[SOURCE RECORDS]

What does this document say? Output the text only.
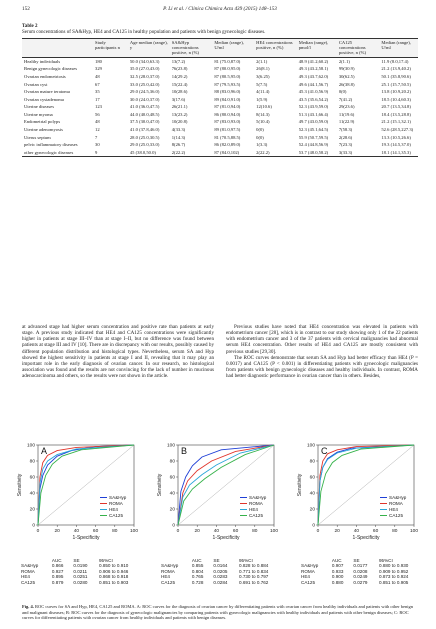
152	P. Li et al. / Clinica Chimica Acta 439 (2015) 148–153
Table 2
Serum concentrations of SA&Hyp, HE4 and CA125 in healthy population and patients with benign gynecologic diseases.
	Study participants n	Age median (range), y	SA&Hyp concentrations positive, n (%)	Median (range), U/ml	HE4 concentrations positive, n (%)	Median (range), pmol/l	CA125 concentrations positive, n (%)	Median (range), U/ml
Healthy individuals	180	50.0 (34.0,63.3)	13(7.2)	81 (75.0,87.0)	2(1.1)	48.9 (41.2,60.2)	2(1.1)	11.9 (8.0,17.4)
Benign gynecologic diseases	329	35.0 (27.0,43.0)	76(23.8)	87 (80.0,95.0)	26(8.1)	49.3 (43.2,58.1)	99(30.9)	21.2 (13.9,40.2)
Ovarian endometriosis	48	32.5 (28.0,37.0)	14(29.2)	87 (80.5,95.0)	3(6.25)	49.3 (43.7,62.0)	30(62.5)	50.1 (35.8,90.6)
Ovarian cyst	67	33.0 (25.0,42.0)	15(22.4)	87 (79.5,93.5)	5(7.5)	49.6 (44.1,56.7)	26(38.8)	25.1 (15.7,50.5)
Ovarian mature teratoma	35	29.0 (24.5,36.0)	10(28.6)	88 (83.0,96.0)	4(11.4)	45.3 (41.0,56.9)	0(0)	13.8 (10.9,20.2)
Ovarian cystadenoma	17	30.0 (24.0,37.0)	3(17.6)	89 (84.0,91.0)	1(5.9)	43.5 (35.6,54.2)	7(41.2)	18.5 (10.4,60.3)
Uterine diseases	123	41.0 (36.0,47.5)	26(21.1)	87 (81.0,94.0)	12(10.6)	52.3 (43.9,59.0)	29(23.6)	20.7 (13.5,34.8)
Uterine myoma	56	44.0 (40.0,48.5)	13(23.2)	86 (80.0,94.0)	8(14.3)	51.3 (43.1,66.4)	11(19.6)	18.4 (13.5,28.8)
Endometrial polyps	48	37.5 (30.0,47.0)	10(20.8)	87 (83.0,93.0)	5(10.4)	49.7 (43.0,59.0)	11(22.9)	21.2 (15.1,32.1)
Uterine adenomyosis	12	41.0 (37.8,46.0)	4(33.3)	89 (81.0,97.5)	0(0)	52.3 (45.1,64.5)	7(58.3)	52.6 (28.5,227.3)
Uterus septum	7	28.0 (25.0,30.5)	1(14.3)	81 (70.5,88.5)	0(0)	55.9 (50.7,59.5)	2(28.6)	13.3 (10.5,26.6)
pelvic inflammatory diseases	30	29.0 (25.0,33.0)	8(26.7)	86 (82.0,89.0)	1(3.3)	52.4 (44.8,56.9)	7(23.3)	19.3 (14.5,37.0)
other gynecologic diseases	9	45 (38.0,50.0)	2(22.2)	87 (84.0,102)	2(22.2)	53.7 (48.0,58.2)	3(33.3)	18.1 (14.1,35.3)
at advanced stage had higher serum concentration and positive rate than patients at early stage. A previous study indicated that HE4 and CA125 concentrations were significantly higher in patients at stage III–IV than at stage I–II, but no difference was found between patients at stage III and IV [10]. There are in discrepancy with our results, possibly caused by different population distribution and histological types. Nevertheless, serum SA and Hyp showed the highest sensitivity in patients at stage I and II, revealing that it may play an important role in the early diagnosis of ovarian cancer. In our research, no histological association was found and the results are not convincing for the lack of number in mucinous adenocarcinoma and others, so the results were not shown in the article.
Previous studies have noted that HE4 concentration was elevated in patients with endometrium cancer [28], which is in contrast to our study showing only 1 of the 22 patients with endometrium cancer and 3 of the 37 patients with cervical malignancies had abnormal serum HE4 concentration. Other results of HE4 and CA125 are mostly consistent with previous studies [29,30].
The ROC curves demonstrate that serum SA and Hyp had better efficacy than HE4 (P = 0.0017) and CA125 (P < 0.001) in differentiating patients with gynecologic malignancies from patients with benign gynecologic diseases and healthy individuals. In contrast, ROMA had better diagnostic performance in ovarian cancer than in others. Besides,
0	20	40	60	80	100
0
20
40
60
80
100
1-Specificity
Sensitivity
A
SA&Hyp
ROMA
HE4
CA125
0	20	40	60	80	100
0
20
40
60
80
100
1-Specificity
Sensitivity
B
SA&Hyp
ROMA
HE4
CA125
0	20	40	60	80	100
0
20
40
60
80
100
1-Specificity
Sensitivity
C
SA&Hyp
ROMA
HE4
CA125
	AUC	SE	95%CI
SA&Hyp	0.866	0.0190	0.850 to 0.910
ROMA	0.927	0.0211	0.906 to 0.946
HE4	0.895	0.0251	0.868 to 0.918
CA125	0.879	0.0280	0.851 to 0.903
	AUC	SE	95%CI
SA&Hyp	0.855	0.0164	0.828 to 0.884
ROMA	0.804	0.0205	0.771 to 0.834
HE4	0.765	0.0283	0.730 to 0.797
CA125	0.728	0.0284	0.691 to 0.762
	AUC	SE	95%CI
SA&Hyp	0.907	0.0177	0.880 to 0.930
ROMA	0.933	0.0208	0.909 to 0.952
HE4	0.900	0.0249	0.873 to 0.924
CA125	0.880	0.0279	0.851 to 0.905
Fig. 4. ROC curves for SA and Hyp, HE4, CA125 and ROMA. A: ROC curves for the diagnosis of ovarian cancer by differentiating patients with ovarian cancer from healthy individuals and patients with other benign and malignant diseases; B: ROC curves for the diagnosis of gynecologic malignancies by comparing patients with gynecologic malignancies with healthy individuals and patients with other benign diseases; C: ROC curves for differentiating patients with ovarian cancer from healthy individuals and patients with benign diseases.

[/SOURCE RECORDS]

## TASK TO CARRY OUT
Scan each line above for the string "from". Give the tally and nothing else.

## RESPONSE FOR THIS EXERCISE
2